Entries from a dataset
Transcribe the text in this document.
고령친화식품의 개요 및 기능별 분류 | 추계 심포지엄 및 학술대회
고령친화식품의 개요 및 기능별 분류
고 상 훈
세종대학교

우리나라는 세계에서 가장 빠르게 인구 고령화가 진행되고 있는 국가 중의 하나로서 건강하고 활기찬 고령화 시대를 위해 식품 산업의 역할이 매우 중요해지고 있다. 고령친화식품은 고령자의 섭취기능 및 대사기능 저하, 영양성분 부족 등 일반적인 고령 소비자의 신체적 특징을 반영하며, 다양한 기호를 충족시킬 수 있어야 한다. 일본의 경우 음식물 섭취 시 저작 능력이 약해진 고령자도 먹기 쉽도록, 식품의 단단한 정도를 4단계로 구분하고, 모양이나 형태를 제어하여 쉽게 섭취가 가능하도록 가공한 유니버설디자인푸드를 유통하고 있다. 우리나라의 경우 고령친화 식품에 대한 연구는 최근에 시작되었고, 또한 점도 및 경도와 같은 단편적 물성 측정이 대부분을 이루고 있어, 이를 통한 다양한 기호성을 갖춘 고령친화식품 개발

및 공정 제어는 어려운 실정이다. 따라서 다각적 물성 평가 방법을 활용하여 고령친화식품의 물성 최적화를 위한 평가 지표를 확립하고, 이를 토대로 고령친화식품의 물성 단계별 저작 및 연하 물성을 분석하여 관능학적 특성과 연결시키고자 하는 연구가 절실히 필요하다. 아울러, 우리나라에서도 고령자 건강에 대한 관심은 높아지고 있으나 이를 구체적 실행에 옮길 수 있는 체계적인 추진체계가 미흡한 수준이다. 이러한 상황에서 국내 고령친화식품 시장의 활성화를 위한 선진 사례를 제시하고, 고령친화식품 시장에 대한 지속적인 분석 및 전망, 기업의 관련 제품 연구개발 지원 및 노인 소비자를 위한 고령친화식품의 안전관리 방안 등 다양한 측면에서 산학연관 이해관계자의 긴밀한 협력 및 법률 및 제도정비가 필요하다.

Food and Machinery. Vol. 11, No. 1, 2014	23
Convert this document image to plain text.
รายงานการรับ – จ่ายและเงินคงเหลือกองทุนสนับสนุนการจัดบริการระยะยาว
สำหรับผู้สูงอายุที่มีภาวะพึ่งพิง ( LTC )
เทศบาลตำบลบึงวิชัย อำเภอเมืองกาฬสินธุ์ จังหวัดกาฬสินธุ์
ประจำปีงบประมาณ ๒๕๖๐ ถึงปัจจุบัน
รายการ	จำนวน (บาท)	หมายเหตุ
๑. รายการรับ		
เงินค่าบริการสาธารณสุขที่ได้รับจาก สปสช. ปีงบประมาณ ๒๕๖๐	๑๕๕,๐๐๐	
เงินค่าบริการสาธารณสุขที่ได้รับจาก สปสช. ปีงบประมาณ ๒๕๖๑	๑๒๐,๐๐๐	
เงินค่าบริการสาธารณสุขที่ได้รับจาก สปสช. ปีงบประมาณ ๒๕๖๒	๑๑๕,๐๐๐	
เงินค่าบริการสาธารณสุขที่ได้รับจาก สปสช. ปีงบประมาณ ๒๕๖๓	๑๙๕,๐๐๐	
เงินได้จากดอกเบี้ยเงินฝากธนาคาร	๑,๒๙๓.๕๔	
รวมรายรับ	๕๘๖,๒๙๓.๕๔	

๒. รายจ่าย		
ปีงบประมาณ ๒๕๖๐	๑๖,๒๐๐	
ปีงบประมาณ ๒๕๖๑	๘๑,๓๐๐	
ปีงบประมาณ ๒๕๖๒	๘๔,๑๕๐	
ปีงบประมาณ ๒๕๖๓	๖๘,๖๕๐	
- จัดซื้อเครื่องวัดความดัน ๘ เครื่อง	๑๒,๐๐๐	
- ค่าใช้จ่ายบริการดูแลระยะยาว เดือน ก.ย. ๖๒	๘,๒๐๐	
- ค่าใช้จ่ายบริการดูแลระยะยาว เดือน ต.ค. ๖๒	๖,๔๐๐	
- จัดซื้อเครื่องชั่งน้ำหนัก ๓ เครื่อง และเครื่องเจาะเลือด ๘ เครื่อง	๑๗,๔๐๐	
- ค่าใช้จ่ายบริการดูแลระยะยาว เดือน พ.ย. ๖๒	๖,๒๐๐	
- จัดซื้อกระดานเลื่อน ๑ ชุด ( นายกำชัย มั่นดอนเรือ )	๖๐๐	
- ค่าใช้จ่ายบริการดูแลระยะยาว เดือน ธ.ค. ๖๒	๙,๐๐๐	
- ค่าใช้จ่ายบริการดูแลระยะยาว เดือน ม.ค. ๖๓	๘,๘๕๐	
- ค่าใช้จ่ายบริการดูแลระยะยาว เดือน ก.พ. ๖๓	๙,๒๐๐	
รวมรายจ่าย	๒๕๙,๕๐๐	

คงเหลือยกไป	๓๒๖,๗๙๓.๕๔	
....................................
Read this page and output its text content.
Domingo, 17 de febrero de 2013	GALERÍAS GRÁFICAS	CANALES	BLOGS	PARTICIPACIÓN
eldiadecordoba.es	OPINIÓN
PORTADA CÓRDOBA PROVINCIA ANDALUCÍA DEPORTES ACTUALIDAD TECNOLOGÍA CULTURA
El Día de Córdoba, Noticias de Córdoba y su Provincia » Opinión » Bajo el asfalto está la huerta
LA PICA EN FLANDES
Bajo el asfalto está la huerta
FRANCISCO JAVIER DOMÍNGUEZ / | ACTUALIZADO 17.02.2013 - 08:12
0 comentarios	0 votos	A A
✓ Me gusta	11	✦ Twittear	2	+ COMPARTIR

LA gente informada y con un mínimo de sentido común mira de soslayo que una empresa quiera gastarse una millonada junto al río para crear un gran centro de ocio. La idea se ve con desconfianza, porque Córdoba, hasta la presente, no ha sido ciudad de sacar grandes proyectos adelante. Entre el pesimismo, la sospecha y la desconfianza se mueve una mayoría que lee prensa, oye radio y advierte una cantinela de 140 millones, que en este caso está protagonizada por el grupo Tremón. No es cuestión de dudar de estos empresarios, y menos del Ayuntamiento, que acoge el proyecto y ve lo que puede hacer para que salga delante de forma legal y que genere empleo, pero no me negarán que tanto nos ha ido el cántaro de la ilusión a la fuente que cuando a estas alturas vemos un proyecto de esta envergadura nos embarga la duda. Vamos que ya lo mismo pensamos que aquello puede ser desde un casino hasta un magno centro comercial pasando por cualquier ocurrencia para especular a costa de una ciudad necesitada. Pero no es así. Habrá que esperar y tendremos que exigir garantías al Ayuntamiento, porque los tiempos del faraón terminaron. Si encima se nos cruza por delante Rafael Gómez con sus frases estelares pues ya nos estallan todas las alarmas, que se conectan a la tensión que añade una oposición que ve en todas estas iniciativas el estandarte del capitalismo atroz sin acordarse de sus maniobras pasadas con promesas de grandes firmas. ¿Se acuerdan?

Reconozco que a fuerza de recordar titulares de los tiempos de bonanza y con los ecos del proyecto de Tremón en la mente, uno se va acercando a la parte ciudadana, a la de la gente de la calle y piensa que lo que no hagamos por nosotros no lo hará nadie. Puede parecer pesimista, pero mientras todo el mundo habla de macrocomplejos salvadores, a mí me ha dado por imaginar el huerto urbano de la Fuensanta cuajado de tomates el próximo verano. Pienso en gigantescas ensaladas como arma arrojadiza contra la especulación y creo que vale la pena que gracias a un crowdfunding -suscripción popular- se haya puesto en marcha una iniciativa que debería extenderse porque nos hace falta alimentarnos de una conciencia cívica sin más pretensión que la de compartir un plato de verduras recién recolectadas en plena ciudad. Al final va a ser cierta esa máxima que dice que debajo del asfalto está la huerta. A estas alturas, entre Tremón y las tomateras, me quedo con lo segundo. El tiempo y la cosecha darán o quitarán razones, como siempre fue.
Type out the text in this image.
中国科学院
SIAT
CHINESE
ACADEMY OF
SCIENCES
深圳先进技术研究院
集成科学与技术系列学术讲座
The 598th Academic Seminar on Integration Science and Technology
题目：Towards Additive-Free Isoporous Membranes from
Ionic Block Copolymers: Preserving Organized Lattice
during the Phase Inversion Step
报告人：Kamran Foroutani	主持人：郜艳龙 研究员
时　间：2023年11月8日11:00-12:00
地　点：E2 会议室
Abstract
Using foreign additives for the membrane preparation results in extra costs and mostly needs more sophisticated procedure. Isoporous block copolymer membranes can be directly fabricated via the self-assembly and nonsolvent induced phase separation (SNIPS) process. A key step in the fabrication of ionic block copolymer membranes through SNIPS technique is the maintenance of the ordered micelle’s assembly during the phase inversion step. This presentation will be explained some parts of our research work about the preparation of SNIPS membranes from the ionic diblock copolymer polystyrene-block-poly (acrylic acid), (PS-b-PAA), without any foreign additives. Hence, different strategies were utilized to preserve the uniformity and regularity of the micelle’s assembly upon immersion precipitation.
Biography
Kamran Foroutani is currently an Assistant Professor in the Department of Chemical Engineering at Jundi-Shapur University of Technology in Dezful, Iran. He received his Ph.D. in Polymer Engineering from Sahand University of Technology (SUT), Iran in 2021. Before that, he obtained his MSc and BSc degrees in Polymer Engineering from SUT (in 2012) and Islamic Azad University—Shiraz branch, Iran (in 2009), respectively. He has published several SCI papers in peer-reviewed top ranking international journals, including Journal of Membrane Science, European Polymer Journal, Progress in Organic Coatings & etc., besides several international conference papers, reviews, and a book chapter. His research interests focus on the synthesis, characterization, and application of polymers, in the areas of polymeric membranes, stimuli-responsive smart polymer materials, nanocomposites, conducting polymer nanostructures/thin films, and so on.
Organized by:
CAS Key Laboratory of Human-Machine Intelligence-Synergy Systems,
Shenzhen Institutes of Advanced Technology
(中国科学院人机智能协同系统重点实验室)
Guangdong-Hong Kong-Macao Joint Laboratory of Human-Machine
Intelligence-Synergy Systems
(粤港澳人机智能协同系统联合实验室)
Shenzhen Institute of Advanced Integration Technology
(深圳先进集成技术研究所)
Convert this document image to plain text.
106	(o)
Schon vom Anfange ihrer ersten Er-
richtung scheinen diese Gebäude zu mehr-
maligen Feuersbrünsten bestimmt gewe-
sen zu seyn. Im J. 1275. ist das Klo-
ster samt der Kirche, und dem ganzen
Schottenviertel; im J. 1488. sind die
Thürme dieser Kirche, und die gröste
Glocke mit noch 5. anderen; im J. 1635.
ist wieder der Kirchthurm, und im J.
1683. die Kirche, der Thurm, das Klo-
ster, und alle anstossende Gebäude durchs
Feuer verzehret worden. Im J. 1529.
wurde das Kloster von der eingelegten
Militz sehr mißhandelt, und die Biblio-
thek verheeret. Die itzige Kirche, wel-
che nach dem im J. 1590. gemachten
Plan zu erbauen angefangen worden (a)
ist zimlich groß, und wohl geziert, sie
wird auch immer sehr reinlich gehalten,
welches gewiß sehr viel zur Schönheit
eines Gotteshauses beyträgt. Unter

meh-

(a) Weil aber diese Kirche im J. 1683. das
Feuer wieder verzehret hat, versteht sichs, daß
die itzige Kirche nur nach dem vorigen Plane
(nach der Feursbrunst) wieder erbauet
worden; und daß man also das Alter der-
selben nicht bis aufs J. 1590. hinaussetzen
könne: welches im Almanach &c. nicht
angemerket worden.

**Exercise objective**
Go through the listing above line by line and say how many lines hold the word "Organized". Reply with that number only.

**Result**
2